[Task statement] Return all lines from the listing below in which the string "tincidunt" occurs.

[Records for this task]
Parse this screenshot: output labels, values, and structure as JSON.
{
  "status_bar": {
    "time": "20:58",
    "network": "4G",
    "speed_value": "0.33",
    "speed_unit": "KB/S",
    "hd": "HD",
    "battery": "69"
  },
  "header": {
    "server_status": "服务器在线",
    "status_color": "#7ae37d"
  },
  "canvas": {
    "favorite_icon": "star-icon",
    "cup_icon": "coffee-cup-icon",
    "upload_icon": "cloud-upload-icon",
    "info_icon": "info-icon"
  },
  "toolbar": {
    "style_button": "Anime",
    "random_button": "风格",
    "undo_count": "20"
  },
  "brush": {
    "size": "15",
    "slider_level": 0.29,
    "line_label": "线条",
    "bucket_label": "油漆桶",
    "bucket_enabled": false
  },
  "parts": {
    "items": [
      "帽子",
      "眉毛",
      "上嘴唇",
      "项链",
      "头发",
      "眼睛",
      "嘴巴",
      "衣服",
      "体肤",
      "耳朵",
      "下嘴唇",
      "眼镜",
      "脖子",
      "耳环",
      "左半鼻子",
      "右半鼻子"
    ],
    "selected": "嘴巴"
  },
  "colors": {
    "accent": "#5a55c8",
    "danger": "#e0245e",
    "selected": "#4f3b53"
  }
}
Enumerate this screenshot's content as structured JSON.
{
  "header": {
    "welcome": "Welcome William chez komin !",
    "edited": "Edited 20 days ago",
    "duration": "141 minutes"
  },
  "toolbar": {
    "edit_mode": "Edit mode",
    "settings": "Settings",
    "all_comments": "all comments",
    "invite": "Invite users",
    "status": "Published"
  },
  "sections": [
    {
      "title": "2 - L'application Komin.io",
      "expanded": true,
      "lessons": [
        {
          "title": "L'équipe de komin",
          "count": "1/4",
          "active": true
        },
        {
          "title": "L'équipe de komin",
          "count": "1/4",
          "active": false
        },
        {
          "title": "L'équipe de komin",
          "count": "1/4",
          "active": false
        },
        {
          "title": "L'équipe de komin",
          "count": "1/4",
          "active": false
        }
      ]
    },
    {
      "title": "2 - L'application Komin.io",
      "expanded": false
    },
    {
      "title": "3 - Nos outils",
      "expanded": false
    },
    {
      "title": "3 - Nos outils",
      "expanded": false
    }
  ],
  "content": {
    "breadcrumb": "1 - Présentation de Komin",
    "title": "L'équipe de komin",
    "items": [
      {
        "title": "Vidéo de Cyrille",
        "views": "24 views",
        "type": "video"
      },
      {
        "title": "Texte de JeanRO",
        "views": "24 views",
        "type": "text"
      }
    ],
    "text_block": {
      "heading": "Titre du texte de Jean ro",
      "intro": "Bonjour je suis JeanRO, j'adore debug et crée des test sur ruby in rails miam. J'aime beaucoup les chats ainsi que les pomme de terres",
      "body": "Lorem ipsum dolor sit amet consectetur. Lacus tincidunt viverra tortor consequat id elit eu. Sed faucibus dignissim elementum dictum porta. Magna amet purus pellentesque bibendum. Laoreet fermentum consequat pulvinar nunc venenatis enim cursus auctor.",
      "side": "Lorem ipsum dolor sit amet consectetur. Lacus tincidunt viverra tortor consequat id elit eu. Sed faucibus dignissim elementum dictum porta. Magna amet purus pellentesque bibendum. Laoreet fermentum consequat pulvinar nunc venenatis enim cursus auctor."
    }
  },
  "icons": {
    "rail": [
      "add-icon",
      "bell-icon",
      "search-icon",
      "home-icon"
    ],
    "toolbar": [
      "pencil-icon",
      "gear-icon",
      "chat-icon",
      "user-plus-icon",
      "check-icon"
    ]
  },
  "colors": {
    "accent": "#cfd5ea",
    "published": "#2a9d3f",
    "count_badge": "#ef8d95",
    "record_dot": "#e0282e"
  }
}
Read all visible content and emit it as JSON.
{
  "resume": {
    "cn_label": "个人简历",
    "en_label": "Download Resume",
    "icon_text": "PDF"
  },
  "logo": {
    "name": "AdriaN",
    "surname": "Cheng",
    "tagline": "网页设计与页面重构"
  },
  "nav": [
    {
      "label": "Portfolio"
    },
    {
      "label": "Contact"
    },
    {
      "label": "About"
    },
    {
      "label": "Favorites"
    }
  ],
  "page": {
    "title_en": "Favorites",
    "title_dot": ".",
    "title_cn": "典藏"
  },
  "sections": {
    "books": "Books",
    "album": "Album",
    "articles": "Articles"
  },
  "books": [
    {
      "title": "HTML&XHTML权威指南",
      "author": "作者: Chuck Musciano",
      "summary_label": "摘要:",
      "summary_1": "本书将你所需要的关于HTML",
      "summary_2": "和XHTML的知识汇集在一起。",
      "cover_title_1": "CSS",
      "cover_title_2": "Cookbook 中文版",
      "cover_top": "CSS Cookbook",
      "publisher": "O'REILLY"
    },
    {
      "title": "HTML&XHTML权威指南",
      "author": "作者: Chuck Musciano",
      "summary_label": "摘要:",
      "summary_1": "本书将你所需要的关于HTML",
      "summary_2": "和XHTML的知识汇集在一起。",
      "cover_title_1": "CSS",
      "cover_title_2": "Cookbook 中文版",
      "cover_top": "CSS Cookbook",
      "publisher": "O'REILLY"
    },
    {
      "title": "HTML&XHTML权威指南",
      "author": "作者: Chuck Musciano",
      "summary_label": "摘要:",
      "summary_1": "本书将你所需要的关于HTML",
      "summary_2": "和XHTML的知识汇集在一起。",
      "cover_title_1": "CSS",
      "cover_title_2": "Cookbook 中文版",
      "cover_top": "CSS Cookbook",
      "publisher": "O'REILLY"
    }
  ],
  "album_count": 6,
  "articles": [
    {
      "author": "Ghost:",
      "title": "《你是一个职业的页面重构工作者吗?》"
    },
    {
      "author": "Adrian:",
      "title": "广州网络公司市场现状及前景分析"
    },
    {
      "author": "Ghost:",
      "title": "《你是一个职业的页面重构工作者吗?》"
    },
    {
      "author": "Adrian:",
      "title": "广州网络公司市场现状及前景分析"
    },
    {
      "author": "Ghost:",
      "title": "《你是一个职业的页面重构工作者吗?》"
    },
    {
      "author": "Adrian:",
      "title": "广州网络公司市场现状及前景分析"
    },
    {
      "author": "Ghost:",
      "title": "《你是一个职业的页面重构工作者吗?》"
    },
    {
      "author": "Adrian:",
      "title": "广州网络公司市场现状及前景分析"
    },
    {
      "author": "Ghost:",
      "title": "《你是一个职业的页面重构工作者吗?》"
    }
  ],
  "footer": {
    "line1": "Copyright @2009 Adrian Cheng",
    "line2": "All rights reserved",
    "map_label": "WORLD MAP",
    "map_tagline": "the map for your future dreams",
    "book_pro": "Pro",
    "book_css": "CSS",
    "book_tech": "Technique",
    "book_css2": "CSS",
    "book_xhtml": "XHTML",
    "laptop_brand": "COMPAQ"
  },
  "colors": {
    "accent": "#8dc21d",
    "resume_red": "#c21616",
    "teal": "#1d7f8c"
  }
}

[Task solution]
      "body": "Lorem ipsum dolor sit amet consectetur. Lacus tincidunt viverra tortor consequat id elit eu. Sed faucibus dignissim elementum dictum porta. Magna amet purus pellentesque bibendum. Laoreet fermentum consequat pulvinar nunc venenatis enim cursus auctor.",
      "side": "Lorem ipsum dolor sit amet consectetur. Lacus tincidunt viverra tortor consequat id elit eu. Sed faucibus dignissim elementum dictum porta. Magna amet purus pellentesque bibendum. Laoreet fermentum consequat pulvinar nunc venenatis enim cursus auctor."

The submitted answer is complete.